* _Dataset records_:
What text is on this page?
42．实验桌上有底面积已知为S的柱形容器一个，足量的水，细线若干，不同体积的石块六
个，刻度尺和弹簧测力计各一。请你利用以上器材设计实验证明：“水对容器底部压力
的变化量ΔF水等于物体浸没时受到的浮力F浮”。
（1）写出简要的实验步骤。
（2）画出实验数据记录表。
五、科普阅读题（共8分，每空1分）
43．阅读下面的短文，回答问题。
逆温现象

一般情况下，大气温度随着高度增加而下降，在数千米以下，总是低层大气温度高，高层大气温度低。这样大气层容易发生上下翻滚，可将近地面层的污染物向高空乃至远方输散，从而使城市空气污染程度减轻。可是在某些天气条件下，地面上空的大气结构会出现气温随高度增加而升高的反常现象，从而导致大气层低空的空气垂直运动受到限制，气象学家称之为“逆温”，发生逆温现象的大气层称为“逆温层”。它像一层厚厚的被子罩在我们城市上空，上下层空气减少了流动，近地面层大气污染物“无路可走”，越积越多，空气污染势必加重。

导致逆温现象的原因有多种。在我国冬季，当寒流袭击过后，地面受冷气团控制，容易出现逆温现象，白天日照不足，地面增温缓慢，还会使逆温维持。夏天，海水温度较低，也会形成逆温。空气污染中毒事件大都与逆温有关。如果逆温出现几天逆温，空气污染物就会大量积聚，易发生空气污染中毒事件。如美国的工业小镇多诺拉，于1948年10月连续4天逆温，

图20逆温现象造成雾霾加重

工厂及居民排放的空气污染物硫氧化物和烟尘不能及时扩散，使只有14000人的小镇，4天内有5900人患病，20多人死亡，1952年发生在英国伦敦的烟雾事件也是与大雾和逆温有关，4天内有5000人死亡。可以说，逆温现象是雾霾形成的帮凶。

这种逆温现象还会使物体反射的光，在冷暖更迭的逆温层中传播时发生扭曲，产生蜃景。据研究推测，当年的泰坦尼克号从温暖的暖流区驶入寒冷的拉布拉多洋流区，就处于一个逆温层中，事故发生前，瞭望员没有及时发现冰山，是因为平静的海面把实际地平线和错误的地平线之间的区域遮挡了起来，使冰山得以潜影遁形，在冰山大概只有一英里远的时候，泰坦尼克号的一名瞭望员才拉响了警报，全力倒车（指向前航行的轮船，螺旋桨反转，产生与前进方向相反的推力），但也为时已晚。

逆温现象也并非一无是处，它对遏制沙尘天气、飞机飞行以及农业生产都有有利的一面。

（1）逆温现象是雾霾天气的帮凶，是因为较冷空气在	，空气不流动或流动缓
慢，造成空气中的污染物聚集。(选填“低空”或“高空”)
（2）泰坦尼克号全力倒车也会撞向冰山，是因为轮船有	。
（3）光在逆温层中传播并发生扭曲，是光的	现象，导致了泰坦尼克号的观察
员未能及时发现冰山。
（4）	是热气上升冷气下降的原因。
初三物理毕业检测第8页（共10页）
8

* _Given request_:
Return the lines above exactly, keeping every word.

* _Answer to this task_:
What text is on this page?
42．实验桌上有底面积已知为S的柱形容器一个，足量的水，细线若干，不同体积的石块六
个，刻度尺和弹簧测力计各一。请你利用以上器材设计实验证明：“水对容器底部压力
的变化量ΔF水等于物体浸没时受到的浮力F浮”。
（1）写出简要的实验步骤。
（2）画出实验数据记录表。
五、科普阅读题（共8分，每空1分）
43．阅读下面的短文，回答问题。
逆温现象

一般情况下，大气温度随着高度增加而下降，在数千米以下，总是低层大气温度高，高层大气温度低。这样大气层容易发生上下翻滚，可将近地面层的污染物向高空乃至远方输散，从而使城市空气污染程度减轻。可是在某些天气条件下，地面上空的大气结构会出现气温随高度增加而升高的反常现象，从而导致大气层低空的空气垂直运动受到限制，气象学家称之为“逆温”，发生逆温现象的大气层称为“逆温层”。它像一层厚厚的被子罩在我们城市上空，上下层空气减少了流动，近地面层大气污染物“无路可走”，越积越多，空气污染势必加重。

导致逆温现象的原因有多种。在我国冬季，当寒流袭击过后，地面受冷气团控制，容易出现逆温现象，白天日照不足，地面增温缓慢，还会使逆温维持。夏天，海水温度较低，也会形成逆温。空气污染中毒事件大都与逆温有关。如果逆温出现几天逆温，空气污染物就会大量积聚，易发生空气污染中毒事件。如美国的工业小镇多诺拉，于1948年10月连续4天逆温，

图20逆温现象造成雾霾加重

工厂及居民排放的空气污染物硫氧化物和烟尘不能及时扩散，使只有14000人的小镇，4天内有5900人患病，20多人死亡，1952年发生在英国伦敦的烟雾事件也是与大雾和逆温有关，4天内有5000人死亡。可以说，逆温现象是雾霾形成的帮凶。

这种逆温现象还会使物体反射的光，在冷暖更迭的逆温层中传播时发生扭曲，产生蜃景。据研究推测，当年的泰坦尼克号从温暖的暖流区驶入寒冷的拉布拉多洋流区，就处于一个逆温层中，事故发生前，瞭望员没有及时发现冰山，是因为平静的海面把实际地平线和错误的地平线之间的区域遮挡了起来，使冰山得以潜影遁形，在冰山大概只有一英里远的时候，泰坦尼克号的一名瞭望员才拉响了警报，全力倒车（指向前航行的轮船，螺旋桨反转，产生与前进方向相反的推力），但也为时已晚。

逆温现象也并非一无是处，它对遏制沙尘天气、飞机飞行以及农业生产都有有利的一面。

（1）逆温现象是雾霾天气的帮凶，是因为较冷空气在	，空气不流动或流动缓
慢，造成空气中的污染物聚集。(选填“低空”或“高空”)
（2）泰坦尼克号全力倒车也会撞向冰山，是因为轮船有	。
（3）光在逆温层中传播并发生扭曲，是光的	现象，导致了泰坦尼克号的观察
员未能及时发现冰山。
（4）	是热气上升冷气下降的原因。
初三物理毕业检测第8页（共10页）
8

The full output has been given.